Please continue the blog post summarizing Deb Dana's book Anchored, picking up after its last sentence.

● **Text under study**:
== Segment start ==
I love Deb Dana and I hope she makes a lot of money with her Polyvagal Theory. However, the author tends to make the material a little more complex and drawn out in order to create her complete line of Polyvagal Products. The reason I bought the book is because it hit me on an intuitive-visceral level and put me back inside my body. This post is my attempt to clarify and simplify her sometimes confusing terms that she has created.
This post is a summary of Chapters One through Three of Anchored by Deb Dana. Yesterday I summarized the Introduction. Since I am republishing all of this without the authors permission, please click through and purchase the book on Amazon like I did so that Ms. Dana may be properly compensated for my unauthorized use of her intellectual property.
I created this table of definitions so that I can better understand Anchored.
|parasympathetic branch 1: ventral |
|Definition of ventral: of, on, or relating to the underside of an animal or plant; abdominal.|
“a ventral nerve cord”
|Definition of sympathetic: The sympathetic nervous system directs the body’s rapid involuntary response to dangerous or stressful situations. A flash flood of hormones boosts the body’s alertness and heart rate, sending extra blood to the muscles.|
|parasympathetic branch 2: dorsal|
|Definition of dorsal: of, on, or relating to the upper side or back of an animal, plant, or organ.|
“a dorsal fin of a shark”
This is a screen shot that I took from Anchored when I only had it as an e-copy checked out from the Los Angeles Public Library. I added the red titles:
The Three Autonomic Pathways
It took me a while to figure out that in Polyvagal Theory the parasympathetic nervous system has two branches, dorsal vagal and ventral vagal. I learned about the three part lizard-mammal-prefrontal cortex brain years ago and now Polyvagal Theory helps me understand why I revert to my asocial reptile brain. The three pathways are stacked on top of each other, oldest to newest:
ONE: The dorsal vagal is the most ancient part of our system and connects us to our reptilian ancestors.
== Segment end ==
● **Data extract**:
== Segment start ==
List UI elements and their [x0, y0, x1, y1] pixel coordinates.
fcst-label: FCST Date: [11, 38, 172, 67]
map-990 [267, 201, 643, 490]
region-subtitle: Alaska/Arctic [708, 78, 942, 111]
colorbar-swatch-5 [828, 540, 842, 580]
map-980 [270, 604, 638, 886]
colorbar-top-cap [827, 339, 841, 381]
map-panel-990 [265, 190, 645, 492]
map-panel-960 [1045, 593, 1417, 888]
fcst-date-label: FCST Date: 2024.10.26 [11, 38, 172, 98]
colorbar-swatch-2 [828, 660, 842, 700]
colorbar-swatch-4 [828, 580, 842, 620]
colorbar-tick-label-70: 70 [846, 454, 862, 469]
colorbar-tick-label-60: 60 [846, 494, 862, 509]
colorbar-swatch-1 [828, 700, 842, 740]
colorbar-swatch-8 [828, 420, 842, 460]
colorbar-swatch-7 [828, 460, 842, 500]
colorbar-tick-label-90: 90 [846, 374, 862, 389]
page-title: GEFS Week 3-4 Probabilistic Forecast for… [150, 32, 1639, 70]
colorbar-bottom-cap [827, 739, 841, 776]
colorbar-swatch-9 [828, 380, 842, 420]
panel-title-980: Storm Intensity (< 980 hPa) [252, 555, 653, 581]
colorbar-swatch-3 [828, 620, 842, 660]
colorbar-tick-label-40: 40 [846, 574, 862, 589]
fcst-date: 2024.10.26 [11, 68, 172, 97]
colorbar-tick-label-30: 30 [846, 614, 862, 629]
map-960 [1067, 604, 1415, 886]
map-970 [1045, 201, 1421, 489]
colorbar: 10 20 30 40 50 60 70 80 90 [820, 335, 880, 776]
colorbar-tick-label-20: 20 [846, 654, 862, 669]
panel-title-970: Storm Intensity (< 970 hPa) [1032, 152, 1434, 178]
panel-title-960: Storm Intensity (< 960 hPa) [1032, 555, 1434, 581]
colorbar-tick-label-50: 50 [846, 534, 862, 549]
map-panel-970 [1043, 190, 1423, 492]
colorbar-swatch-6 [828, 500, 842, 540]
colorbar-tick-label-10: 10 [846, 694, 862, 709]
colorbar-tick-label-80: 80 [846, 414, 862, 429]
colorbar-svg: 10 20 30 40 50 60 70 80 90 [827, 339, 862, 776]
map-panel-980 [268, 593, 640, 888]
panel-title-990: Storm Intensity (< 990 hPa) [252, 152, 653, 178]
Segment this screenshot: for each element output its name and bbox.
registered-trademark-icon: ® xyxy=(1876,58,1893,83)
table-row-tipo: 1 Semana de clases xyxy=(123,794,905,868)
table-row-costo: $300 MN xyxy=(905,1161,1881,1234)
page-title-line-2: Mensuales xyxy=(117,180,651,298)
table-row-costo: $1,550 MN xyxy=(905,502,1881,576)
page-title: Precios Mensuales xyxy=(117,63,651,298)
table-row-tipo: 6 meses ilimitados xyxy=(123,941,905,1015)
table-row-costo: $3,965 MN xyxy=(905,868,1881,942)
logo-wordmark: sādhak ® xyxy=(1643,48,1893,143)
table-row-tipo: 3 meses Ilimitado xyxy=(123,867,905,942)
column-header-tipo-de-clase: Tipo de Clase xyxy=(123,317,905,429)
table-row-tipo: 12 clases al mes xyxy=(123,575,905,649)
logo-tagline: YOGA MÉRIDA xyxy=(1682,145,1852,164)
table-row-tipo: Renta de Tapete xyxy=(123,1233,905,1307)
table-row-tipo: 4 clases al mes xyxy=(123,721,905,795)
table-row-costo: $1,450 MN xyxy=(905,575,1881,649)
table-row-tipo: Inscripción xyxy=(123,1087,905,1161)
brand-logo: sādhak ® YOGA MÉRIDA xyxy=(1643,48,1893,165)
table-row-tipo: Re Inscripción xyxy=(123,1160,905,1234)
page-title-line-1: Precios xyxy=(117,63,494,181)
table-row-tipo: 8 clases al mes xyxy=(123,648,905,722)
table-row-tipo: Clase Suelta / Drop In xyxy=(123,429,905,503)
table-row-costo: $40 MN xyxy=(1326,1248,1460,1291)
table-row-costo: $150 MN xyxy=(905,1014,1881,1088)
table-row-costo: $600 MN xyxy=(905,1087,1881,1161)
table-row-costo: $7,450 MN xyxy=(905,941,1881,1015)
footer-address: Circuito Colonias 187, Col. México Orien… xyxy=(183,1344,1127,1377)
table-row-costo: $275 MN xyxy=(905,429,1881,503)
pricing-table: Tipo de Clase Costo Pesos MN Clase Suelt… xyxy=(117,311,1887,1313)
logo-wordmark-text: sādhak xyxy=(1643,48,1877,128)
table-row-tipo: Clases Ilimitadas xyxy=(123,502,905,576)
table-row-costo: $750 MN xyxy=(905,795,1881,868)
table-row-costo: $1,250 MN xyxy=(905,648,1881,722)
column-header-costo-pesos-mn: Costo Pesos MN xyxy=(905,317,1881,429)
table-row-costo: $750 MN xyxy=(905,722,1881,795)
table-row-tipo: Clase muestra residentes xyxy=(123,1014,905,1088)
== Segment end ==
● **Response to this exercise**:
Formed around 500 million years ago when we were still prehistoric turtles moving slowly through the primeval forest. When scared, the turtle immobilizes, disappears into its shell. The frightened asocial reptile waits until it feels safe enough to peek out at the world again. Immobilization and disappearing are the survival strategies of the parasympathetic nervous system. This lizard brain structure still exists underneath the newer mammalian brain structure
TWO: The mammalian sympathetic nervous system is not associated with a specific vagal category in polyvagal theory.
Anger is now expressed by the monkey and movement is added as a survival strategy. Fight or Flight are now possible. A shark attacks and a school of fish darts to escape. The herd mentality is born: Don’t stand out in appearance or the predator will be able to identify you and cull you from the herd.
THREE: 200 million years ago the uniquely human ventral vagal branch of the parasympathetic nervous system came into being and allowed us to feel safe, communicate, and connect.
Also known as the prefrontal cortex, the seat of higher consciousness. Self-awareness is now possible. Rituals are created and civilization is born.
As each new system emerged, it joined the older system rather than replacing it, and the architecture of the autonomic nervous system became more complex. The human brain never escapes its reptile heritage.
The Body is the Mind
The information carried along these three vagal pathways travels in two directions, with 80 percent of the information going from the body to the brain and 20 percent from the brain to the body. By putting this information into practice I am now able to listen to my body. I breathe my meditation into the darkness behind my eyelids down into my body. The healing goal of the trauma survivor is to feel safe within the body.